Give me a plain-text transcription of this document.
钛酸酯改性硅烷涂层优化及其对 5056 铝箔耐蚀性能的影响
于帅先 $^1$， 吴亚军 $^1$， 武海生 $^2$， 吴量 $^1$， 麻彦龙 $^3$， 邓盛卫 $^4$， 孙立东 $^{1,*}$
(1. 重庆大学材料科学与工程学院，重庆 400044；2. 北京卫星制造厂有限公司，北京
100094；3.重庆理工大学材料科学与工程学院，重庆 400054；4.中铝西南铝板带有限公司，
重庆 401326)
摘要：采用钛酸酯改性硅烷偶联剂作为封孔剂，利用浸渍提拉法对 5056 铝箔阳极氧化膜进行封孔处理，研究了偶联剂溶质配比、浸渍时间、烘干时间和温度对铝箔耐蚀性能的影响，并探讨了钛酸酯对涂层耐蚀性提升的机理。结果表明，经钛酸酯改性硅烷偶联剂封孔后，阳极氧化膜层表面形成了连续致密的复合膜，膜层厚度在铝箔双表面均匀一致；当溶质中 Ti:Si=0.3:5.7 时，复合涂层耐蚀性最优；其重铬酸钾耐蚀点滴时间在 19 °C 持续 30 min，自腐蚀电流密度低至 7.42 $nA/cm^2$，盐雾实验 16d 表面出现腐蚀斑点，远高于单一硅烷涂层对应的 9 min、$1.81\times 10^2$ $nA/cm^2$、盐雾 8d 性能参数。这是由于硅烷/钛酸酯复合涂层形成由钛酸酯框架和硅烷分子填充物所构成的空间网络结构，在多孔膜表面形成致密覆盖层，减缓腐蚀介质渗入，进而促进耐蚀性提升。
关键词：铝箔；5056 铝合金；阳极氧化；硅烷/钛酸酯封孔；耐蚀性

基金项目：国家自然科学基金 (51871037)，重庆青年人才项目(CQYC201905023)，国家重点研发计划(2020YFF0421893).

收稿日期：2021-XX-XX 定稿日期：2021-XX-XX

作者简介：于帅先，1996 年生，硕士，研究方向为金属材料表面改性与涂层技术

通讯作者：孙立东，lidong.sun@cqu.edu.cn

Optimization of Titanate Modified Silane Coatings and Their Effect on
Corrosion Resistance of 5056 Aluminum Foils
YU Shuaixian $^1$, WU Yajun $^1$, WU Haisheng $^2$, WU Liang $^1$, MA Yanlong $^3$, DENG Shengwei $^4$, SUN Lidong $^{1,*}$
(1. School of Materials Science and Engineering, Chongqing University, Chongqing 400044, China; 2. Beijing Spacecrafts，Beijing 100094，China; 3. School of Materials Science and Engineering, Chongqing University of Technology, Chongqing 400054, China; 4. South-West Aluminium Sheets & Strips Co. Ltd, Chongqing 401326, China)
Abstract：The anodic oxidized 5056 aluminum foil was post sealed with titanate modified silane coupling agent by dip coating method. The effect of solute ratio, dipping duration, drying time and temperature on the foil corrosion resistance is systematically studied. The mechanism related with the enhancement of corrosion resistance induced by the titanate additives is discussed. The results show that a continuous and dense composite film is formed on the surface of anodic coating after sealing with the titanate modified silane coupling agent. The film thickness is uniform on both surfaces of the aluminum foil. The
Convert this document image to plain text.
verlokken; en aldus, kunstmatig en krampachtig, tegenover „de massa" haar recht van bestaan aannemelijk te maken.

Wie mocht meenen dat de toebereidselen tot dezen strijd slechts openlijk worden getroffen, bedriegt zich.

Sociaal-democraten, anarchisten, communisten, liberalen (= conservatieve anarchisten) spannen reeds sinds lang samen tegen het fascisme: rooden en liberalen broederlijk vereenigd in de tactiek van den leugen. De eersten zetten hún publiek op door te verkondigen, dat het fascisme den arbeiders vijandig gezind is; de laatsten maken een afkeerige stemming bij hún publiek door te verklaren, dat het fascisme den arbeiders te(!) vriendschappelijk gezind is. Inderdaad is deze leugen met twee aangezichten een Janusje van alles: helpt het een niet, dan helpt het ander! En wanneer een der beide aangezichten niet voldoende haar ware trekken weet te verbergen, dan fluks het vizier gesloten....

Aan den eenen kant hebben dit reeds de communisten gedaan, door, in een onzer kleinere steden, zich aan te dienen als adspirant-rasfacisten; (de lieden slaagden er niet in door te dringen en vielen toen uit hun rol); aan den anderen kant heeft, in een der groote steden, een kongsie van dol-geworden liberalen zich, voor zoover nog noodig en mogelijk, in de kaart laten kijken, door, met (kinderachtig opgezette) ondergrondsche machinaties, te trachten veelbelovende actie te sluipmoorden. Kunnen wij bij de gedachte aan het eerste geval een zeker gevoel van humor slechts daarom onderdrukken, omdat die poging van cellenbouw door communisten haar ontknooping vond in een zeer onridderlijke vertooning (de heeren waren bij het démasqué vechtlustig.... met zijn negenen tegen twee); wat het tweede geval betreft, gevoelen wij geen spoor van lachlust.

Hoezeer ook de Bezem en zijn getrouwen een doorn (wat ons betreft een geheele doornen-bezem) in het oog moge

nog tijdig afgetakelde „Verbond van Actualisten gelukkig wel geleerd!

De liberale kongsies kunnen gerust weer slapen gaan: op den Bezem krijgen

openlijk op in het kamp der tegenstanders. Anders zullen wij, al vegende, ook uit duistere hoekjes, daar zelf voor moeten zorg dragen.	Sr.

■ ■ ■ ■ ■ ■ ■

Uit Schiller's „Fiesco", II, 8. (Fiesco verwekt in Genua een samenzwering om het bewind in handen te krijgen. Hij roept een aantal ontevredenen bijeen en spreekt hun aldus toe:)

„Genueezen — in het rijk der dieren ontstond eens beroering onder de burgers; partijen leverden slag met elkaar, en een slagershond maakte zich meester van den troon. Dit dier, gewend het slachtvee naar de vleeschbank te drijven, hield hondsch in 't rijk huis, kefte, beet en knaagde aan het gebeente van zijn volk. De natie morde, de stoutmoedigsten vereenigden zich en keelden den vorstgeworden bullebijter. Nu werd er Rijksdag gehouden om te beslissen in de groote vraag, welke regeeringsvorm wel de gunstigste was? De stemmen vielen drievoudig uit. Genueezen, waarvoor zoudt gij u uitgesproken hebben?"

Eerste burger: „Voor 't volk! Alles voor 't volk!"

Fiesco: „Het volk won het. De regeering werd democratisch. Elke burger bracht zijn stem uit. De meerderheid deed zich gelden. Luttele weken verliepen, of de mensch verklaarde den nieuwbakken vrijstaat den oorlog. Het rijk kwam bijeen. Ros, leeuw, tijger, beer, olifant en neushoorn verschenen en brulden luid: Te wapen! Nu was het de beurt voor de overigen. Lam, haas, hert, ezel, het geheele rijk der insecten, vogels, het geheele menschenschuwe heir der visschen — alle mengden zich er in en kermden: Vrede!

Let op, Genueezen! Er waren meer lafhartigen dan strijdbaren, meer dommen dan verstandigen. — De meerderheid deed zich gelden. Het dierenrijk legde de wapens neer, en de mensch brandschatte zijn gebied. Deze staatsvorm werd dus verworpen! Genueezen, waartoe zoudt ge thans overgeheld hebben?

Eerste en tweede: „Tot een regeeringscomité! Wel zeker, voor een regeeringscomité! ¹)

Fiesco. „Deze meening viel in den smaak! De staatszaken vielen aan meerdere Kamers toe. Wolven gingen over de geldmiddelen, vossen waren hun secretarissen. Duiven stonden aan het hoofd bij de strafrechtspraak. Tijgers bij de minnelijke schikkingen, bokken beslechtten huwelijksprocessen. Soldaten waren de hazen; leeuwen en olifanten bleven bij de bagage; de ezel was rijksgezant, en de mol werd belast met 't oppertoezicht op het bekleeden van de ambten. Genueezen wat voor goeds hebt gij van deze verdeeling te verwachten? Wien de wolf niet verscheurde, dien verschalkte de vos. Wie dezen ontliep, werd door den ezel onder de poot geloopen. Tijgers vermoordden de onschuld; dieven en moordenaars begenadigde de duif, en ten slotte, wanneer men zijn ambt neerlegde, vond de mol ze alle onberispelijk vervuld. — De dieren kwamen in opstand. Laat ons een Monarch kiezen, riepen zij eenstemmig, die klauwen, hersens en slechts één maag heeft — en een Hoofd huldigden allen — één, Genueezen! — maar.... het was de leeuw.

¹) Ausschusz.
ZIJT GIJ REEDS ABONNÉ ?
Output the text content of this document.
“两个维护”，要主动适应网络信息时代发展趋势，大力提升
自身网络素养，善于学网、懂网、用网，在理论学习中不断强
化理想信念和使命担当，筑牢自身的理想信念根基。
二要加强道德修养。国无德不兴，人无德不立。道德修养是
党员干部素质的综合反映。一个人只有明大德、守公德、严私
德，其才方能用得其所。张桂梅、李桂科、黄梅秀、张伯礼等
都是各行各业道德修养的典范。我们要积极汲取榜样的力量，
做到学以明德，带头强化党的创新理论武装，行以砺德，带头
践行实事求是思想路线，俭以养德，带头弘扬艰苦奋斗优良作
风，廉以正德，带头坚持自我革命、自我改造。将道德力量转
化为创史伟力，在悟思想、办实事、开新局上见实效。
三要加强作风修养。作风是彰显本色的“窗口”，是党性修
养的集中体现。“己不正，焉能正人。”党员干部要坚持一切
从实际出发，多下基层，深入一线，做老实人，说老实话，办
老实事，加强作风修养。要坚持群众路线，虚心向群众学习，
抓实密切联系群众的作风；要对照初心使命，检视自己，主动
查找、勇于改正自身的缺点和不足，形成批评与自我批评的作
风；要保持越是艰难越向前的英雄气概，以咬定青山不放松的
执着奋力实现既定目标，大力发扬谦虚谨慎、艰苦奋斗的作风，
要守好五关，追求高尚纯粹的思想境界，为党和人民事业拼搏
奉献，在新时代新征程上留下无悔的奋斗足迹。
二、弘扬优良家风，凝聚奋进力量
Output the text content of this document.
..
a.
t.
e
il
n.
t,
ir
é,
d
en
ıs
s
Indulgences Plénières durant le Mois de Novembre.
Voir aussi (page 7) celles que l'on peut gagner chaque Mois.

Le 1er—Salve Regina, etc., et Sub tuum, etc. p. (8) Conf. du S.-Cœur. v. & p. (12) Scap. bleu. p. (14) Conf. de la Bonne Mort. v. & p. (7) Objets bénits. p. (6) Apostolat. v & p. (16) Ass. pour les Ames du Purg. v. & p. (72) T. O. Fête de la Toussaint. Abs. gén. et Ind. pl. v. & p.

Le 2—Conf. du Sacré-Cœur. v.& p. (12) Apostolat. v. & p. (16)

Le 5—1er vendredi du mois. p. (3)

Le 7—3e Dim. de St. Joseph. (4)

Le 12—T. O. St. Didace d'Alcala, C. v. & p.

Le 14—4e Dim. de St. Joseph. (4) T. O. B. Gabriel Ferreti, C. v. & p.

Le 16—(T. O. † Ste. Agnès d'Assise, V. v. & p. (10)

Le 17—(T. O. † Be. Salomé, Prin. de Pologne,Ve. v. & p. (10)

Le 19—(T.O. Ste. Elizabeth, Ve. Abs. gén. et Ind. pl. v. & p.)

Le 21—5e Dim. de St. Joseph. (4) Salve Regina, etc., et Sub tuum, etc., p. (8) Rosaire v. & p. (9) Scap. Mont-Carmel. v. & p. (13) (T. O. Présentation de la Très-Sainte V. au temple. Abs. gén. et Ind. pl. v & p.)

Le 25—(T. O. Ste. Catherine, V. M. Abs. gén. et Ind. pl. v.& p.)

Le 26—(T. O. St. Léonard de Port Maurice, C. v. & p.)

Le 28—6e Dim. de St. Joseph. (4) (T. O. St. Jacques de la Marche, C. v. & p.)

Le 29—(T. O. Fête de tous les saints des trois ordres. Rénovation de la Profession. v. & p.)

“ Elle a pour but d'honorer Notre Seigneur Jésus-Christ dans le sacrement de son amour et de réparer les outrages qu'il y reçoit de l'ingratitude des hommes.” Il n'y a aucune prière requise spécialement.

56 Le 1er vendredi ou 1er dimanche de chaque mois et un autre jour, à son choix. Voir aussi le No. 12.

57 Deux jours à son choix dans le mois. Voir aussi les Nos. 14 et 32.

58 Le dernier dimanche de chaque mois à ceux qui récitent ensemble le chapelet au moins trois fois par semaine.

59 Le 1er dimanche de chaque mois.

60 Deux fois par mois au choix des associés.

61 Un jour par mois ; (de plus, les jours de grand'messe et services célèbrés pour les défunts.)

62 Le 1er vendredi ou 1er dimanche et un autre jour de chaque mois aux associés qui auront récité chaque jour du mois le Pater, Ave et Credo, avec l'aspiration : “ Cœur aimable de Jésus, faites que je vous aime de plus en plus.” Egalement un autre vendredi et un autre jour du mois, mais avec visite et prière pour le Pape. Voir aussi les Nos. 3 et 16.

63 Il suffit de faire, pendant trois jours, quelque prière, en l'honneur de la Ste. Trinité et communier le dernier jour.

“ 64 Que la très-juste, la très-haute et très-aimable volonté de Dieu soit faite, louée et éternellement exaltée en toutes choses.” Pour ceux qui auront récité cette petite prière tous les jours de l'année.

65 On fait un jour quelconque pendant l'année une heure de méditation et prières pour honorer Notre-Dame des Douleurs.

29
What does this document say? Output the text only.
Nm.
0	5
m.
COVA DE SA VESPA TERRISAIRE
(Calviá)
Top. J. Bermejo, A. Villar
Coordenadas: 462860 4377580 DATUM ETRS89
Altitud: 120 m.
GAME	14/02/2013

STATED TASK:
Only the number is needed: state how many lines in the listing contain "ceux".

COMPLETE ANSWER:
2